-------- Material shown
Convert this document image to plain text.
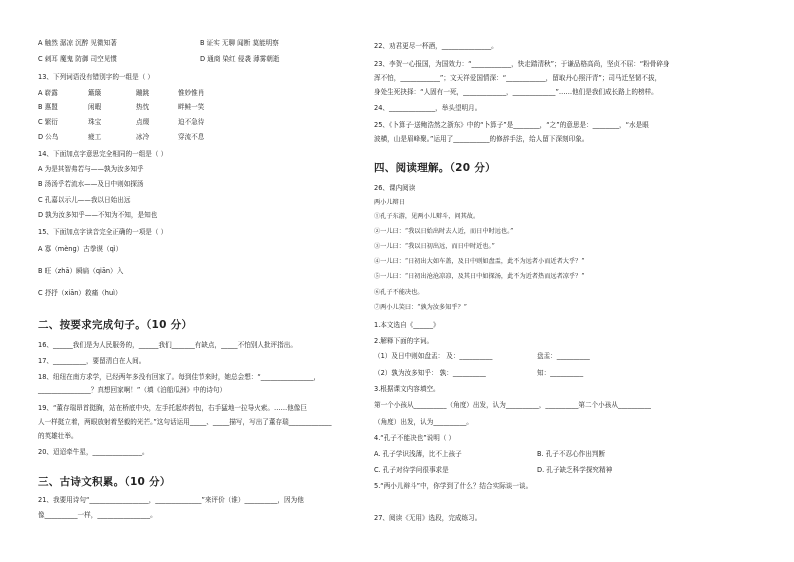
A 触然 潺凉 沉醉 见微知著	B 证实 无聊 闻断 莫能明察
C 刺耳 魔鬼 防御 司空见惯	D 通商 染红 侵袭 薄雾朝逝
13、下列词语没有错别字的一组是（ ）
A 崭露	簸簸	蹦跳	惟妙惟肖
B 惠盟	闲暇	热忱	畔鲑一笑
C 繁衍	珠宝	点缀	迫不急待
D 公鸟	疲工	冰冷	穿流不息
14、下面加点字意思完全相同的一组是（ ）
A 为是其智弗若与——孰为汝多知乎
B 汤汤乎若流水——及日中则如探汤
C 孔嘉以示儿——我以日始出远
D 孰为汝多知乎——不知为不知，是知也
15、下面加点字读音完全正确的一项是（ ）
A 寡（mèng）古拳谟（qì）
B 旺（zhā）瞬扁（qiān）入
C 抒抒（xiān）救痛（huì）
二、按要求完成句子。（10 分）
16、______我们是为人民服务的，______我们_______有缺点，_____不怕别人批评指出。
17、__________，要留清白在人间。
18、纽纽在南方求学，已经两年多没有回家了。每到佳节来时，她总会想：“________________，
________________？真想回家啊！”（填《泊船瓜洲》中的诗句）
19、“董存瑞昂首挺胸，站在桥底中央，左手托起炸药包，右手猛地一拉导火索。……他像巨
人一样挺立着，两眼放射着坚毅的光芒。”这句话运用_____、_____描写，写出了董存瑞_____________
的英雄壮举。
20、迢迢牵牛星，_______________。
三、古诗文积累。（10 分）
21、我要用诗句“__________________，______________”来评价（谁）__________，因为他
像__________一样，________________。
22、劝君更尽一杯酒，_______________。
23、李贺一心报国，为国效力：“____________，快走踏清秋”；于谦品格高尚，坚贞不屈：“粉骨碎身
浑不怕，____________”；文天祥爱国情深：“____________，留取丹心照汗青”；司马迁坚韧不拔，
身处生死抉择：“人固有一死，_____________，_____________”……他们是我们成长路上的榜样。
24、______________，举头望明月。
25、《卜算子·送鲍浩然之浙东》中的“卜算子”是________，“之”的意思是：________，“水是眼
波横，山是眉峰聚。”运用了___________的修辞手法，给人留下深刻印象。
四、阅读理解。（20 分）
26、课内阅读
两小儿辩日
①孔子东游，见两小儿辩斗，问其故。
②一儿曰：“我以日始出时去人近，而日中时远也。”
③一儿曰：“我以日初出远，而日中时近也。”
④一儿曰：“日初出大如车盖，及日中则如盘盂，此不为远者小而近者大乎？”
⑤一儿曰：“日初出沧沧凉凉，及其日中如探汤，此不为近者热而远者凉乎？”
⑥孔子不能决也。
⑦两小儿笑曰：“孰为汝多知乎？”
1.本文选自《______》
2.解释下面的字词。
（1）及日中则如盘盂： 及：__________	盘盂：__________
（2）孰为汝多知乎： 孰：__________	知：__________
3.根据课文内容填空。
第一个小孩从__________（角度）出发，认为__________，__________第二个小孩从__________
（角度）出发，认为__________。
4.“孔子不能决也”说明（ ）
A. 孔子学识浅薄，比不上孩子	B. 孔子不忍心作出判断
C. 孔子对待学问很事求是	D. 孔子缺乏科学探究精神
5.“两小儿辩斗”中，你学到了什么？结合实际谈一谈。
27、阅读《无用》选段，完成练习。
----------------
■ **Written exercise**:
Pick out, from the lines above, every one that contains the string "及日中则如盘盂".

■ **Response**:
④一儿曰：“日初出大如车盖，及日中则如盘盂，此不为远者小而近者大乎？”
（1）及日中则如盘盂： 及：__________	盘盂：__________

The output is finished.